**OBJECTIVE**
Leave out the pictures and repeat every record exactly.

Extracted records
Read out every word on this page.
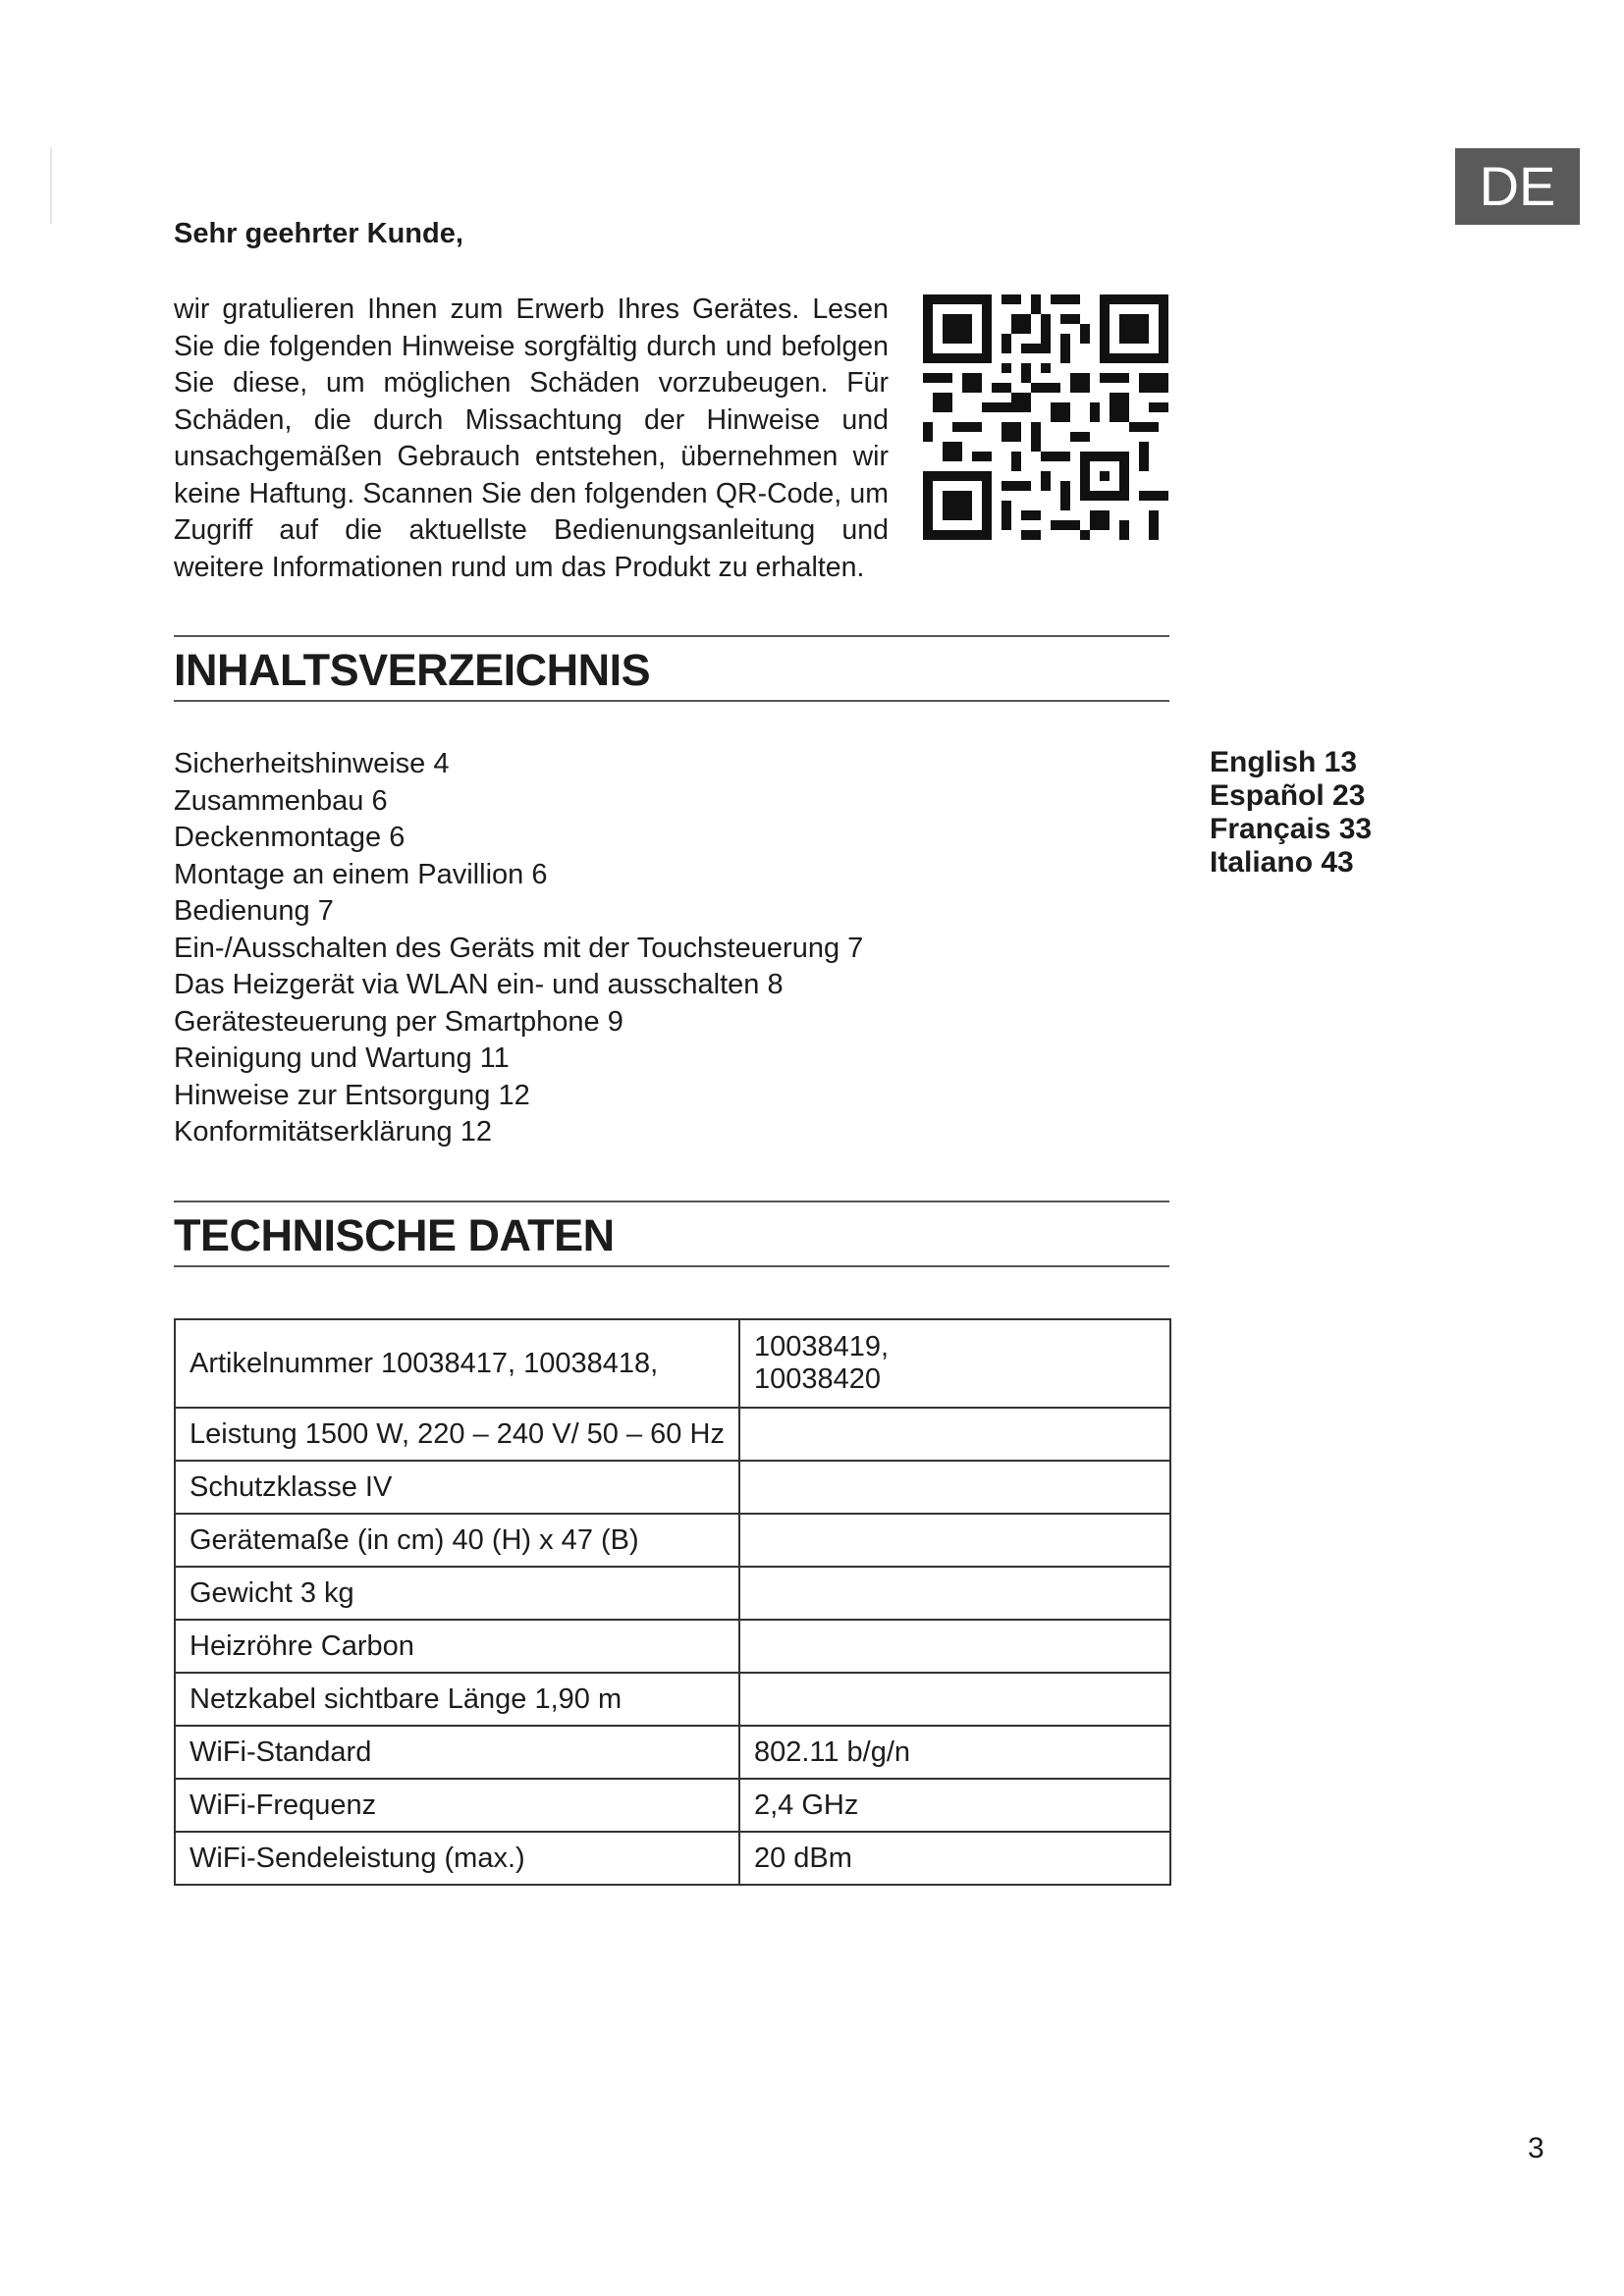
DE
Sehr geehrter Kunde,

wir gratulieren Ihnen zum Erwerb Ihres Gerätes. Lesen Sie die folgenden Hinweise sorgfältig durch und befolgen Sie diese, um möglichen Schäden vorzubeugen. Für Schäden, die durch Missachtung der Hinweise und unsachgemäßen Gebrauch entstehen, übernehmen wir keine Haftung. Scannen Sie den folgenden QR-Code, um Zugriff auf die aktuellste Bedienungsanleitung und weitere Informationen rund um das Produkt zu erhalten.

INHALTSVERZEICHNIS
Sicherheitshinweise 4
Zusammenbau 6
Deckenmontage 6
Montage an einem Pavillion 6
Bedienung 7
Ein-/Ausschalten des Geräts mit der Touchsteuerung 7
Das Heizgerät via WLAN ein- und ausschalten 8
Gerätesteuerung per Smartphone 9
Reinigung und Wartung 11
Hinweise zur Entsorgung 12
Konformitätserklärung 12
English 13
Español 23
Français 33
Italiano 43
TECHNISCHE DATEN
Artikelnummer 10038417, 10038418,	10038419,
10038420
Leistung 1500 W, 220 – 240 V/ 50 – 60 Hz	
Schutzklasse IV	
Gerätemaße (in cm) 40 (H) x 47 (B)	
Gewicht 3 kg	
Heizröhre Carbon	
Netzkabel sichtbare Länge 1,90 m	
WiFi-Standard	802.11 b/g/n
WiFi-Frequenz	2,4 GHz
WiFi-Sendeleistung (max.)	20 dBm
3
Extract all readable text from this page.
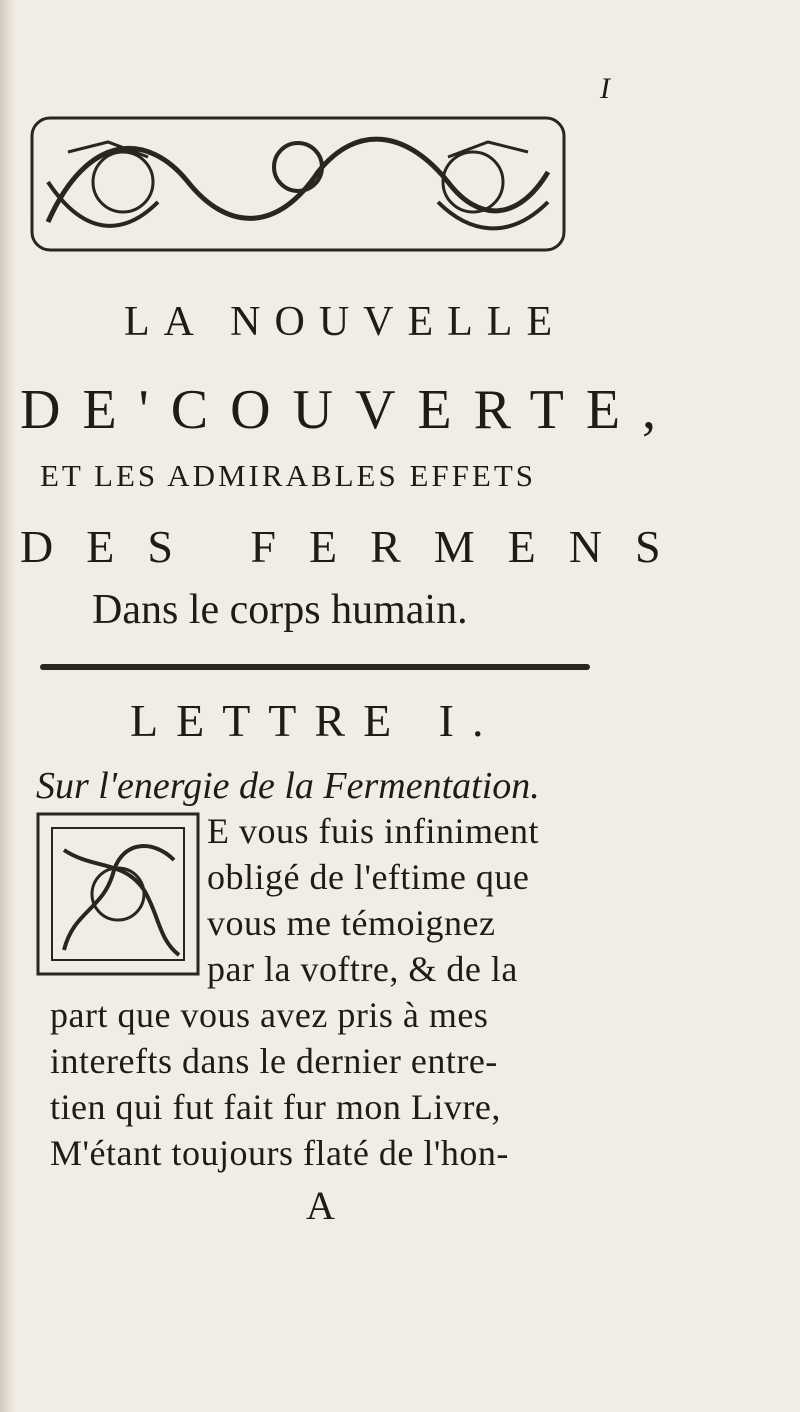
I
LA NOUVELLE
DE'COUVERTE,
ET LES ADMIRABLES EFFETS
DES FERMENS
Dans le corps humain.
LETTRE I.
Sur l'energie de la Fermentation.
E vous fuis infiniment
obligé de l'eftime que
vous me témoignez
par la voftre, & de la
part que vous avez pris à mes
interefts dans le dernier entre-
tien qui fut fait fur mon Livre,
M'étant toujours flaté de l'hon-
A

**FINISHED ANSWER**
Read out every word on this page.
DE
Sehr geehrter Kunde,

wir gratulieren Ihnen zum Erwerb Ihres Gerätes. Lesen Sie die folgenden Hinweise sorgfältig durch und befolgen Sie diese, um möglichen Schäden vorzubeugen. Für Schäden, die durch Missachtung der Hinweise und unsachgemäßen Gebrauch entstehen, übernehmen wir keine Haftung. Scannen Sie den folgenden QR-Code, um Zugriff auf die aktuellste Bedienungsanleitung und weitere Informationen rund um das Produkt zu erhalten.

INHALTSVERZEICHNIS
Sicherheitshinweise 4
Zusammenbau 6
Deckenmontage 6
Montage an einem Pavillion 6
Bedienung 7
Ein-/Ausschalten des Geräts mit der Touchsteuerung 7
Das Heizgerät via WLAN ein- und ausschalten 8
Gerätesteuerung per Smartphone 9
Reinigung und Wartung 11
Hinweise zur Entsorgung 12
Konformitätserklärung 12
English 13
Español 23
Français 33
Italiano 43
TECHNISCHE DATEN
Artikelnummer 10038417, 10038418,	10038419,
10038420
Leistung 1500 W, 220 – 240 V/ 50 – 60 Hz	
Schutzklasse IV	
Gerätemaße (in cm) 40 (H) x 47 (B)	
Gewicht 3 kg	
Heizröhre Carbon	
Netzkabel sichtbare Länge 1,90 m	
WiFi-Standard	802.11 b/g/n
WiFi-Frequenz	2,4 GHz
WiFi-Sendeleistung (max.)	20 dBm
3
Extract all readable text from this page.
I
LA NOUVELLE
DE'COUVERTE,
ET LES ADMIRABLES EFFETS
DES FERMENS
Dans le corps humain.
LETTRE I.
Sur l'energie de la Fermentation.
E vous fuis infiniment
obligé de l'eftime que
vous me témoignez
par la voftre, & de la
part que vous avez pris à mes
interefts dans le dernier entre-
tien qui fut fait fur mon Livre,
M'étant toujours flaté de l'hon-
A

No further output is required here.